● **Ausgewählte Textstelle**:
Fragestellungen der Studie:

  • Wie werden Unterricht und außerunterrichtliches Hausaufgabenangebot in der Praxis von Ganztagsschulen verzahnt?

Rezension zur Studie

Gaiser, J. M., Kielblock, S. & Stecher, L. (2016). Hausaufgabenangebote an Ganztagsschulen. Fallstudien zur Verzahnung von Unterricht und außerunterrichtlichen Angeboten. Zeitschrift für Pädagogik, 62(6), 797–818.FIS Bildung

Die Verzahnung von Unterricht und außerunterrichtlichen Angeboten ist für Ganztagsschulen ein zentrales Handlungsfeld – doch wie gestalten verschiedene Schulen in der Praxis z. B. das Verhältnis von Unterricht und außerunterrichtlichem Hausaufgabenangebot? Was ist jeweils der Zweck des Hausaufgabenangebots und inwiefern unterscheidet sich die pädagogische Flankierung?

● **Arbeitsaufträge**:
1 > Wiederholen Sie aus dem Text über Hausaufgabenangebote an Ganztagsschulen wortgetreu die Stelle von „Die Verzahnung von“ bis einschließlich „die pädagogische Flankierung?“.
2 > Führen Sie den Text über Hausaufgabenangebote an Ganztagsschulen im Anschluss an seinen letzten Satz weiter.
Die nachstehenden Zeilen haben mit dem Text über Hausaufgabenangebote an Ganztagsschulen nichts zu tun.

● **Vorliegende Daten**:
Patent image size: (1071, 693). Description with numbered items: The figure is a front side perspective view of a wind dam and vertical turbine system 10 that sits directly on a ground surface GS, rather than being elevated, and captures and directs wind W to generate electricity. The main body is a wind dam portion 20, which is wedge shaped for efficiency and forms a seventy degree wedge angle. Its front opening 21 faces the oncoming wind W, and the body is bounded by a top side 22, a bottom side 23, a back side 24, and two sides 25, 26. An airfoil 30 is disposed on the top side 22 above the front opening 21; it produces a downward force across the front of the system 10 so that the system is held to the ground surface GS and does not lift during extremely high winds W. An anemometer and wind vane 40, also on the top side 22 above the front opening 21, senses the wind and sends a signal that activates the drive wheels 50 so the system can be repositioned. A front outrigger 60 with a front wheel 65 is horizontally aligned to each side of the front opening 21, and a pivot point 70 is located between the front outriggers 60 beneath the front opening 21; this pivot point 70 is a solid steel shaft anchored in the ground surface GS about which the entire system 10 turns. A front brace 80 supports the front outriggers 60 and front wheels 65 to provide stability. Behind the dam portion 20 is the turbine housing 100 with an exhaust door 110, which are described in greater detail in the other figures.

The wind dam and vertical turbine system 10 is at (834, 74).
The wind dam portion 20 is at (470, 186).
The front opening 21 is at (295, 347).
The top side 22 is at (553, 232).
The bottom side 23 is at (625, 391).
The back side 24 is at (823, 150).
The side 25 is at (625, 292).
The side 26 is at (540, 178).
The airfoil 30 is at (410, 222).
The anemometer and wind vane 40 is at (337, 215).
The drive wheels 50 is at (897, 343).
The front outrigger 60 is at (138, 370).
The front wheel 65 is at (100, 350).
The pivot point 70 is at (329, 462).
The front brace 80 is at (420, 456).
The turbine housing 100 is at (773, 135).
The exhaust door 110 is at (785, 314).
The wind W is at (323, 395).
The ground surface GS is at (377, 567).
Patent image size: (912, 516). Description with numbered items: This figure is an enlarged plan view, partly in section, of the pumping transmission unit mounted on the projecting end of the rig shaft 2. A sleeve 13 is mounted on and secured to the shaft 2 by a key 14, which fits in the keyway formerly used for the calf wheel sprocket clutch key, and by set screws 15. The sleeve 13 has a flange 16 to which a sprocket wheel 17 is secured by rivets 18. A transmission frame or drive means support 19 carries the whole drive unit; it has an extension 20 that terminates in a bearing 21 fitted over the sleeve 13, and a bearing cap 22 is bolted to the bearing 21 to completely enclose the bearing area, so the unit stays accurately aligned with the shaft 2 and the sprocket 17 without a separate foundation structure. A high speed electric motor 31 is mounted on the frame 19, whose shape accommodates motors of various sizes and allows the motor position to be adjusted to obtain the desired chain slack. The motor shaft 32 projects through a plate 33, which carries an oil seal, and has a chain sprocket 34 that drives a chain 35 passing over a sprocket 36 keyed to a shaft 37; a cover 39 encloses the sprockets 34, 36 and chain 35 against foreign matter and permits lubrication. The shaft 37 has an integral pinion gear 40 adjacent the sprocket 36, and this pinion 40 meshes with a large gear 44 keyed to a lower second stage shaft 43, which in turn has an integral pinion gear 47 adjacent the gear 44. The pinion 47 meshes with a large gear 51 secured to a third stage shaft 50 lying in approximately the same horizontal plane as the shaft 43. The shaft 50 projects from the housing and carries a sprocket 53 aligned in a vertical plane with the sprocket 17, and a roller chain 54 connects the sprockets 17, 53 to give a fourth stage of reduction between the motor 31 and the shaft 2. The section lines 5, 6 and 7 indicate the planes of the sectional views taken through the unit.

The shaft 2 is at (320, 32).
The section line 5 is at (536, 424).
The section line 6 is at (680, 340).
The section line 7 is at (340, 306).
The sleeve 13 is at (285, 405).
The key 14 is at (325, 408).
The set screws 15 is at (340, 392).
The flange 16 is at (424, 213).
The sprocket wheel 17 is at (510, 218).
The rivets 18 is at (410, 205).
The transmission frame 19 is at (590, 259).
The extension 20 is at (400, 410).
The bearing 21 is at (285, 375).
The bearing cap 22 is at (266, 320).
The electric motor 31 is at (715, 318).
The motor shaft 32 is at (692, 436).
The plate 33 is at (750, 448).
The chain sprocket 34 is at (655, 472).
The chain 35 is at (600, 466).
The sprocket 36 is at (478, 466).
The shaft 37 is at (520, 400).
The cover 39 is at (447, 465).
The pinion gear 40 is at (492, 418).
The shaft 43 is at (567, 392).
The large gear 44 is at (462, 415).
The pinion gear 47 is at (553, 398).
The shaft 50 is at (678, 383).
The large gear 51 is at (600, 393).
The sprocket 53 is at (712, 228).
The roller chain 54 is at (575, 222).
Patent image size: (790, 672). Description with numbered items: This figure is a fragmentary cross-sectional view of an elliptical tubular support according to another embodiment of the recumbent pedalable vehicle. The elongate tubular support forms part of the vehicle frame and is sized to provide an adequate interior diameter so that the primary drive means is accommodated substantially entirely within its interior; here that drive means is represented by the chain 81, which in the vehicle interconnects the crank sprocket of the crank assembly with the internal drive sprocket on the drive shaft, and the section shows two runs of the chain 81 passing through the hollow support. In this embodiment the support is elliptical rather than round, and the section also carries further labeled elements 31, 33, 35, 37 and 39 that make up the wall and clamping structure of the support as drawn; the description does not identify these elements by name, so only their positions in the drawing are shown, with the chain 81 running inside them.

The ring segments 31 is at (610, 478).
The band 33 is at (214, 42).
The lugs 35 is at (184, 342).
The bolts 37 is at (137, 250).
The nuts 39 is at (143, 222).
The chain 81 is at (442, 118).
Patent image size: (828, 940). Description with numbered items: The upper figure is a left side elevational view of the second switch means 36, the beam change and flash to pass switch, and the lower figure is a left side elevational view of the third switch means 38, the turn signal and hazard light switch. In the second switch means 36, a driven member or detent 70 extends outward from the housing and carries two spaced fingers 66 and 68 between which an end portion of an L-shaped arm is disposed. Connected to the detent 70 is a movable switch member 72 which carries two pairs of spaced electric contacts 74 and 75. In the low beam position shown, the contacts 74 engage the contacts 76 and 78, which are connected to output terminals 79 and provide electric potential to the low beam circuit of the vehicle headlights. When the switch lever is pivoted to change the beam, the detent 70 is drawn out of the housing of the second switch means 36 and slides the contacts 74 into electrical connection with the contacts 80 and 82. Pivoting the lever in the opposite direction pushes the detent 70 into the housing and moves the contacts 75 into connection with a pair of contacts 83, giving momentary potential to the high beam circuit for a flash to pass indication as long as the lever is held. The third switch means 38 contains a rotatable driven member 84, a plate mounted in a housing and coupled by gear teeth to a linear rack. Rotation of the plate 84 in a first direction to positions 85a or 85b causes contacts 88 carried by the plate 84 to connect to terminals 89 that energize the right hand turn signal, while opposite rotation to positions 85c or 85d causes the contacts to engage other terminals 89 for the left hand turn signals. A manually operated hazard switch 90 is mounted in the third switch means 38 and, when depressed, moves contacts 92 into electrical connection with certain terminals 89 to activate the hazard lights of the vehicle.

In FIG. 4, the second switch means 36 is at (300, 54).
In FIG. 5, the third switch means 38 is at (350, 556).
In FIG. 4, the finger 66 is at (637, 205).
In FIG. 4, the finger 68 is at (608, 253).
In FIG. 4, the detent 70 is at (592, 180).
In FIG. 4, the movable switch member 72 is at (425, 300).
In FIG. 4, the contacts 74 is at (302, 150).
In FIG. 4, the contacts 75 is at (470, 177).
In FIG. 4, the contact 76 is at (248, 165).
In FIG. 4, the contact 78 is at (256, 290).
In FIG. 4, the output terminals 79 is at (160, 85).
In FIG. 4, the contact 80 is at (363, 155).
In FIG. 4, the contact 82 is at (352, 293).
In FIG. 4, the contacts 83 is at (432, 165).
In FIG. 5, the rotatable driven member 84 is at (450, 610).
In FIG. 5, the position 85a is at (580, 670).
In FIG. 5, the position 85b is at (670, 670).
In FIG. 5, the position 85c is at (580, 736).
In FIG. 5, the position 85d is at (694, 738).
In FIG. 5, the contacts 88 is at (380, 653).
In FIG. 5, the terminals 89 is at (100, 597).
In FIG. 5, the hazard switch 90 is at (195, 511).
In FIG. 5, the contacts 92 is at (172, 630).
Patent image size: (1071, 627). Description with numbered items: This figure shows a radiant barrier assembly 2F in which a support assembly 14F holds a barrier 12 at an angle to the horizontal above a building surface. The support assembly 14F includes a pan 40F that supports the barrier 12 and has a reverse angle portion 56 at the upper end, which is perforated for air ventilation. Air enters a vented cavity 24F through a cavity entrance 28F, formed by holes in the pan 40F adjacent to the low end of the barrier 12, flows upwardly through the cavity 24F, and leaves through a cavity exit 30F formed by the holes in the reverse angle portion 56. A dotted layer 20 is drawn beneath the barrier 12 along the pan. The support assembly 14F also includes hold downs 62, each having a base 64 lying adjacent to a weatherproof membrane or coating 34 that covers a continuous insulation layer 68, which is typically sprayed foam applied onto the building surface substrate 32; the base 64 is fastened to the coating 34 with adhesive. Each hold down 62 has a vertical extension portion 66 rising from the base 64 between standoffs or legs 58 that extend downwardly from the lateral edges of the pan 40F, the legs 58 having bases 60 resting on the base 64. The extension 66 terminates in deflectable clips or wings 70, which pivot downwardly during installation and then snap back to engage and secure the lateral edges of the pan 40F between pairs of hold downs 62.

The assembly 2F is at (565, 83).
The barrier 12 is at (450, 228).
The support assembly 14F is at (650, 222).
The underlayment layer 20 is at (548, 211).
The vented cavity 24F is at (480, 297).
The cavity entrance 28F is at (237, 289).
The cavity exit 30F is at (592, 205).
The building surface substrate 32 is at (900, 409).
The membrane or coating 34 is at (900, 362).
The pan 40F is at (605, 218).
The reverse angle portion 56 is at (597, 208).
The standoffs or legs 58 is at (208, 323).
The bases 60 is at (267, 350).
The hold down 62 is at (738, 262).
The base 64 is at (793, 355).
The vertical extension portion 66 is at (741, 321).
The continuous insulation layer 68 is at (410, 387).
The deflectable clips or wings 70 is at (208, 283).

● **Lösungen zur Übung**:
1 >
Die Verzahnung von Unterricht und außerunterrichtlichen Angeboten ist für Ganztagsschulen ein zentrales Handlungsfeld – doch wie gestalten verschiedene Schulen in der Praxis z. B. das Verhältnis von Unterricht und außerunterrichtlichem Hausaufgabenangebot? Was ist jeweils der Zweck des Hausaufgabenangebots und inwiefern unterscheidet sich die pädagogische Flankierung?

2 >
Zur Beantwortung dieser Fragen analysierten Gaiser et al. kurze Interviews mit Schülerinnen und Schülern sowie mit Lehrkräften und weiterem pädagogischen Personal. Am Beispiel von drei Schulen illustrieren sie kontrastiv unterschiedliche Formen der Verzahnung und der pädagogischen Unterstützung.

  1. Fallstudie: Im Primarzweig einer kooperativen Gesamtschule determinieren die formale Logik und inhaltliche Progression des Unterrichts das Hausaufgabenangebot strukturrational, das pädagogische Personal sorgt im Wesentlichen für eine ruhige Arbeitsatmosphäre (Modus des Erledigens).
  2. Fallstudie: An einer Gesamtschule wird im Rahmen eines wochenplanbasierten Hausaufgabenangebots z. B. durch Einzelgespräche individuell gefördert, um unterrichtliche Leistungen und Noten zu optimieren. Der Unterricht dominiert das Hausaufgabenangebot zielrational (Modus der Effektivität).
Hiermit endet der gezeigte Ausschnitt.